> **Exercise inputs**:
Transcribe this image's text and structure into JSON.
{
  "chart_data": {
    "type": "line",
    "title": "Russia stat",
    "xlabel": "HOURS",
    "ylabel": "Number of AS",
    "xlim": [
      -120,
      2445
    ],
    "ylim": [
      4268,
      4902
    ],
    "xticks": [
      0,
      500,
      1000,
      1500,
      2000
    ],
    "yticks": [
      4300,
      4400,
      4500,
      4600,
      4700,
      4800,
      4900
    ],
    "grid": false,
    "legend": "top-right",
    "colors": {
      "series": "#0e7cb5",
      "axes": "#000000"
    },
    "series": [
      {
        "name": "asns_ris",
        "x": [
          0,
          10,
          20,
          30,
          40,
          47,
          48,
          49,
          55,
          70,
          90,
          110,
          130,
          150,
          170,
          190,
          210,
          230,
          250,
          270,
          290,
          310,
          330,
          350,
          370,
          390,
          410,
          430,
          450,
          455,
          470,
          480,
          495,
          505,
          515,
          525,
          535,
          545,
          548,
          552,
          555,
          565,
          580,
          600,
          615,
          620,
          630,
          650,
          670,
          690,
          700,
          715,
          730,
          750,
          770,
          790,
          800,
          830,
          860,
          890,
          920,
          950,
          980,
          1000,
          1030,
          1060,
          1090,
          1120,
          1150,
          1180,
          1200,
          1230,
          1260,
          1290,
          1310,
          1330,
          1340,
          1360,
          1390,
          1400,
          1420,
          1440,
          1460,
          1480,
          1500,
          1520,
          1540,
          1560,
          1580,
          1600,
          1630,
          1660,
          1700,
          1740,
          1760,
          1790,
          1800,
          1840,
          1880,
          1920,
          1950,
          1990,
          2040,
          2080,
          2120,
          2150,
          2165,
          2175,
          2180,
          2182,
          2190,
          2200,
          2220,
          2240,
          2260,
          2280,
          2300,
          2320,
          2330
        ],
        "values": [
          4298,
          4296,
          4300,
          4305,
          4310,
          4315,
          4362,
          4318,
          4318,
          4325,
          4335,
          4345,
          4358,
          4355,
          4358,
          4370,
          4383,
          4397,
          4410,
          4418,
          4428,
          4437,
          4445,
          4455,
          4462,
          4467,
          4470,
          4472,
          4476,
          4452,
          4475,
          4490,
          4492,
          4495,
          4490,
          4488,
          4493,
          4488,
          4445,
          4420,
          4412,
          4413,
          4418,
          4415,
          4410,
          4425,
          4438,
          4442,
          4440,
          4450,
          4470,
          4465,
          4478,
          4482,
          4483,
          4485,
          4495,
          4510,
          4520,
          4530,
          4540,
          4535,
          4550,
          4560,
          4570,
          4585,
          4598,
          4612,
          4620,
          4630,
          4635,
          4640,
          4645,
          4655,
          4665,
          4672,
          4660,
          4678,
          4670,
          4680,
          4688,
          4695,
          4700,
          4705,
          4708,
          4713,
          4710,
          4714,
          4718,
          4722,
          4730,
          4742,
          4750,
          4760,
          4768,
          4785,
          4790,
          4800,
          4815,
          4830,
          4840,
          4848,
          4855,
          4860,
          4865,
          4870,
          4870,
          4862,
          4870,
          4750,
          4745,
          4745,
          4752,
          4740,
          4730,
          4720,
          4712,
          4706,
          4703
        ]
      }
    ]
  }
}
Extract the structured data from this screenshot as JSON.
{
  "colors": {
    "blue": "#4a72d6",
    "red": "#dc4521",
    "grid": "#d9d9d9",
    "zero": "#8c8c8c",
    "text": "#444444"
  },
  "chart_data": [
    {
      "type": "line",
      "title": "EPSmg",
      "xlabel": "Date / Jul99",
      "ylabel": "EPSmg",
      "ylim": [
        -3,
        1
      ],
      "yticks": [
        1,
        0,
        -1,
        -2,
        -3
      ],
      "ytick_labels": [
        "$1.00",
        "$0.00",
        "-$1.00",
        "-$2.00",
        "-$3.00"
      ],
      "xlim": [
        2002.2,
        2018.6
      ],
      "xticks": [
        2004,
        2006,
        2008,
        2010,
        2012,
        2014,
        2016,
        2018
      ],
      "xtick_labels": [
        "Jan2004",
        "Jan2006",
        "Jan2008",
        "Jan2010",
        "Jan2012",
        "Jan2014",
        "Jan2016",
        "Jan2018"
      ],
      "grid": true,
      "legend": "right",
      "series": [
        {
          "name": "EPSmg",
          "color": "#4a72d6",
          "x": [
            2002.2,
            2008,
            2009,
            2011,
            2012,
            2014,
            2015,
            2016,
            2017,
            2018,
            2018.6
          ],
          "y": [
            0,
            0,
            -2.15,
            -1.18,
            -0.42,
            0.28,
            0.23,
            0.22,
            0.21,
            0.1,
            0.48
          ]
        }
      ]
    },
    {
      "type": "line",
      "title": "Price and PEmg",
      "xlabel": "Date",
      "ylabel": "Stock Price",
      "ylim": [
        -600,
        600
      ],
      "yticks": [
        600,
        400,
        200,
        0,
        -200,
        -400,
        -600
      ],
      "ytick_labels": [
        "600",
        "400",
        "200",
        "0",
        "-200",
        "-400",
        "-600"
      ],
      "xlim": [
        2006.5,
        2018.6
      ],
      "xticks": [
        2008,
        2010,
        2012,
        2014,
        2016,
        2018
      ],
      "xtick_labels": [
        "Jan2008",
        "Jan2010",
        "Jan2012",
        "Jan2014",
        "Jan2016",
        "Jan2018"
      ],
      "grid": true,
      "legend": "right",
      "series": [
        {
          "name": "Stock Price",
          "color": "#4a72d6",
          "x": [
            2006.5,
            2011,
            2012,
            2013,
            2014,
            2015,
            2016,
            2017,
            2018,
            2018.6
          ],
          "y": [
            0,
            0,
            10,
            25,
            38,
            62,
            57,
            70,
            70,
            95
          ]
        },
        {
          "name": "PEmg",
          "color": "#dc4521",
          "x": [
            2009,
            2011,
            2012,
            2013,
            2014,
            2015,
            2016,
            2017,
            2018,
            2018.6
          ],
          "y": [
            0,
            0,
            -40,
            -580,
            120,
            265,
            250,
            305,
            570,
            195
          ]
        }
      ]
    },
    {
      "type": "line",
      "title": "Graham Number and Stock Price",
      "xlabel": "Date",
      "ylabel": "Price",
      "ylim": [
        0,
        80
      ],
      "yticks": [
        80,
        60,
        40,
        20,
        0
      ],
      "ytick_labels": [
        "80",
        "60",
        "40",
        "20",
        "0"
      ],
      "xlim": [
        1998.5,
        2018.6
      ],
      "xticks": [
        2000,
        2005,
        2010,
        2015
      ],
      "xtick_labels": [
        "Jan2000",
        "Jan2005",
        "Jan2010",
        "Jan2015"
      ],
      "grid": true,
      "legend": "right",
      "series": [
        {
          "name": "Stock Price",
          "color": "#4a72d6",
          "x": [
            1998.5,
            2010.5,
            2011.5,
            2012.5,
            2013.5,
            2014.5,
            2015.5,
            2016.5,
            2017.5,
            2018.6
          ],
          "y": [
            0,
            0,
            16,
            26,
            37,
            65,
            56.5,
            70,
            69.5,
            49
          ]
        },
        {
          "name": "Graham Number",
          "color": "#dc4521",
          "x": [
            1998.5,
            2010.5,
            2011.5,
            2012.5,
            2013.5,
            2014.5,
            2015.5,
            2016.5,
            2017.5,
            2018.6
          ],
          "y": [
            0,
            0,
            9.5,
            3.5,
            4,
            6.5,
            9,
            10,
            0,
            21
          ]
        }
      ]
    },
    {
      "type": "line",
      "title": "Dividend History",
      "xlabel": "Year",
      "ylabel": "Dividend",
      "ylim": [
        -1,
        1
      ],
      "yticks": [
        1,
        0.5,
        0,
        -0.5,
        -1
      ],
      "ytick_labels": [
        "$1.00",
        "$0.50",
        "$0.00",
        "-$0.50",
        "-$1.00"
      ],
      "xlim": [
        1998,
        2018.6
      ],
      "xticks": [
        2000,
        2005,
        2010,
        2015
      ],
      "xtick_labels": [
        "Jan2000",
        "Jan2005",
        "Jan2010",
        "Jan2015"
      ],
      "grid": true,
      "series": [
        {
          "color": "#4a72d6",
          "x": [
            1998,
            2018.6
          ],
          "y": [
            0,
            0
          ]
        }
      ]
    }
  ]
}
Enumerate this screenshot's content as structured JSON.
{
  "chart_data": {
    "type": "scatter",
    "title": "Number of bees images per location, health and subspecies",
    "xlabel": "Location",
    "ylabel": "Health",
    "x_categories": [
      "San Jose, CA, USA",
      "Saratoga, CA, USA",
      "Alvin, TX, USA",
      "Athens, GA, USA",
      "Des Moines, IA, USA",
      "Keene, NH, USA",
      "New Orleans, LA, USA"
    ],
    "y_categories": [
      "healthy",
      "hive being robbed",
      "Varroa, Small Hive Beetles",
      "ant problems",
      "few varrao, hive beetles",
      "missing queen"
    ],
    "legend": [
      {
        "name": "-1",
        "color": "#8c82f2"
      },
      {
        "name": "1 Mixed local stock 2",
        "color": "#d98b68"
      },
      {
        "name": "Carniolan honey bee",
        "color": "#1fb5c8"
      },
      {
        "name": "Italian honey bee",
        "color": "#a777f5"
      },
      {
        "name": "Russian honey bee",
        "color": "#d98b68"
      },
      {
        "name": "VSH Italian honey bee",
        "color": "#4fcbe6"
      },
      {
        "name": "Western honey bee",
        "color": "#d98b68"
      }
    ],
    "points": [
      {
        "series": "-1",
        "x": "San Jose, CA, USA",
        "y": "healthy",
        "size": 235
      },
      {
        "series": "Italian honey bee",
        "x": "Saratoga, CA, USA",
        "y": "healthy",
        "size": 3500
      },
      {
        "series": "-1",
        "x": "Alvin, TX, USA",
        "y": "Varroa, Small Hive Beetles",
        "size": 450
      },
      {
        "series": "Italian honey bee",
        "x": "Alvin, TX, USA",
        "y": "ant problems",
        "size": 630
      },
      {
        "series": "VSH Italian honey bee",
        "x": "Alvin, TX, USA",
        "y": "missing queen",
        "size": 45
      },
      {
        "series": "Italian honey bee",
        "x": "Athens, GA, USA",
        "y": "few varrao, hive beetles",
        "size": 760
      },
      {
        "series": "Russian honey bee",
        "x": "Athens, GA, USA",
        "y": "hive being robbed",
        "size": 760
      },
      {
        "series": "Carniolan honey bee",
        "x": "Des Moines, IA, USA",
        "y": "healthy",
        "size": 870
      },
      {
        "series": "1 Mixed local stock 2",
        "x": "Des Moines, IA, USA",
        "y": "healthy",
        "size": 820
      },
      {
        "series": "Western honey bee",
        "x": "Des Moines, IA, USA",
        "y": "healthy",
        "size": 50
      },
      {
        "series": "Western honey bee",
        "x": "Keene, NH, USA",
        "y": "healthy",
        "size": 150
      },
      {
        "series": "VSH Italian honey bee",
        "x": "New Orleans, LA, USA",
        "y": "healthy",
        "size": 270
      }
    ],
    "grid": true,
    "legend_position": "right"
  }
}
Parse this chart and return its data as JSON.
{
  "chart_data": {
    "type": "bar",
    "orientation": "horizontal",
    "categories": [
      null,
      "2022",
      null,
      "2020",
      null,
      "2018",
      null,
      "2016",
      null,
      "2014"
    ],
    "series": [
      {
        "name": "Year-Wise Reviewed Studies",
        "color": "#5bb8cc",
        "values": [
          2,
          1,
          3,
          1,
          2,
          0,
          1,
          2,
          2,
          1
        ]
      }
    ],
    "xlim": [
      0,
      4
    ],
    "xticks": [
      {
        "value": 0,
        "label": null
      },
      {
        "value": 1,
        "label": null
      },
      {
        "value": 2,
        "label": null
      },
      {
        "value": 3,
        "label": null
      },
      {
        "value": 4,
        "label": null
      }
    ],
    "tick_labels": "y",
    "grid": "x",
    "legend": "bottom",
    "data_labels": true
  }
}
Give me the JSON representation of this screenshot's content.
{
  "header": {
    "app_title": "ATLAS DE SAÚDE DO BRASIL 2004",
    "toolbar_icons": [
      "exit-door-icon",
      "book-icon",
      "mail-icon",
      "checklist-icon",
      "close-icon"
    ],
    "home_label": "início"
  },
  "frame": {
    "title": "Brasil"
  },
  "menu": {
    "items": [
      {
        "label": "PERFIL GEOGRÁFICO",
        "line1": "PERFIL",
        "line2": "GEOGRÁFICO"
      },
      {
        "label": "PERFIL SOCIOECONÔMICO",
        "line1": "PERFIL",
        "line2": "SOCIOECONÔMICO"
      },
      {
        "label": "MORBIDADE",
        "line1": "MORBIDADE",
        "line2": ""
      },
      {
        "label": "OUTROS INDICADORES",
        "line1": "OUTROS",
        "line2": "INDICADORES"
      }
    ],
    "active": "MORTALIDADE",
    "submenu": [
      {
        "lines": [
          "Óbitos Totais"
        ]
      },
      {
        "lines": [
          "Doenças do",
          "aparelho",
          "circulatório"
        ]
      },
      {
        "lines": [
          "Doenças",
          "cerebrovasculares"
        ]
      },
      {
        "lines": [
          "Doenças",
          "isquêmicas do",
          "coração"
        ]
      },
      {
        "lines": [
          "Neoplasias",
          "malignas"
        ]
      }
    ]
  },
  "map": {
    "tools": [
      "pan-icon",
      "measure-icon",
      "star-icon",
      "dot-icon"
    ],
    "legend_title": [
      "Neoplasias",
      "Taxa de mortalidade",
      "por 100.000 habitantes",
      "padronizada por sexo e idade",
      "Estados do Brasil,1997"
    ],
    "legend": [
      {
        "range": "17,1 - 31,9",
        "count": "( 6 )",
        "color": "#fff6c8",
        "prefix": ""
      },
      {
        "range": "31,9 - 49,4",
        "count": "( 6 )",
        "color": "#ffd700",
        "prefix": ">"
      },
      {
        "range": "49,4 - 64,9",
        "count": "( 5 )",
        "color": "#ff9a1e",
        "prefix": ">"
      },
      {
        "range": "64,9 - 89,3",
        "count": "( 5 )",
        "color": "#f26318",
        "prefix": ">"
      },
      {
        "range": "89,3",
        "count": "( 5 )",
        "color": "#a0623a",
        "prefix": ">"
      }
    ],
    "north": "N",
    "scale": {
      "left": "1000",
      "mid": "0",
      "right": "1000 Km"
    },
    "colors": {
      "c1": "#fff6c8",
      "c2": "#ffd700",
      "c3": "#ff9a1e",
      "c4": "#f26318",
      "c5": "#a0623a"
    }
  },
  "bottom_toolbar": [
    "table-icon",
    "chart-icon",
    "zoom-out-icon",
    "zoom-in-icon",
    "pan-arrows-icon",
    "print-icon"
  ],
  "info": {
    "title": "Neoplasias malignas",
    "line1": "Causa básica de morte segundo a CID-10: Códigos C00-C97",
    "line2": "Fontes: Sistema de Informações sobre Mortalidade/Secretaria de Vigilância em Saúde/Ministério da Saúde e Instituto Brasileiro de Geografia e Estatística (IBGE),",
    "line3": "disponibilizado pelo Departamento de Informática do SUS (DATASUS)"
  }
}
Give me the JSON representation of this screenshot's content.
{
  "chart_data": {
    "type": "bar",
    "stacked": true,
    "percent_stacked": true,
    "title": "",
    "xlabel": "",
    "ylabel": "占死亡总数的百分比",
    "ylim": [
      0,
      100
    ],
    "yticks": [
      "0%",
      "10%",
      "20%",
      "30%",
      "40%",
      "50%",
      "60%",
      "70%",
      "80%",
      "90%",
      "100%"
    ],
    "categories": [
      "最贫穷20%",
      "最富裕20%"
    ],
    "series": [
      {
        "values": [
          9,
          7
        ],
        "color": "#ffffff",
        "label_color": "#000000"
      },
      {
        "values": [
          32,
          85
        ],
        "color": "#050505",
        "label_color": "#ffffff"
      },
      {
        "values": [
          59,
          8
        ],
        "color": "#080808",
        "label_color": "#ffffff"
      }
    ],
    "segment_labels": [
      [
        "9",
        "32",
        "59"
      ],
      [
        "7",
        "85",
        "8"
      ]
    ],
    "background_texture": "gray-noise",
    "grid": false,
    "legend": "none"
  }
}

> **What is required**: Gather each line of the listing containing the word "size" and show it.

> **Task response**:
        "size": 235
        "size": 3500
        "size": 450
        "size": 630
        "size": 45
        "size": 760
        "size": 760
        "size": 870
        "size": 820
        "size": 50
        "size": 150
        "size": 270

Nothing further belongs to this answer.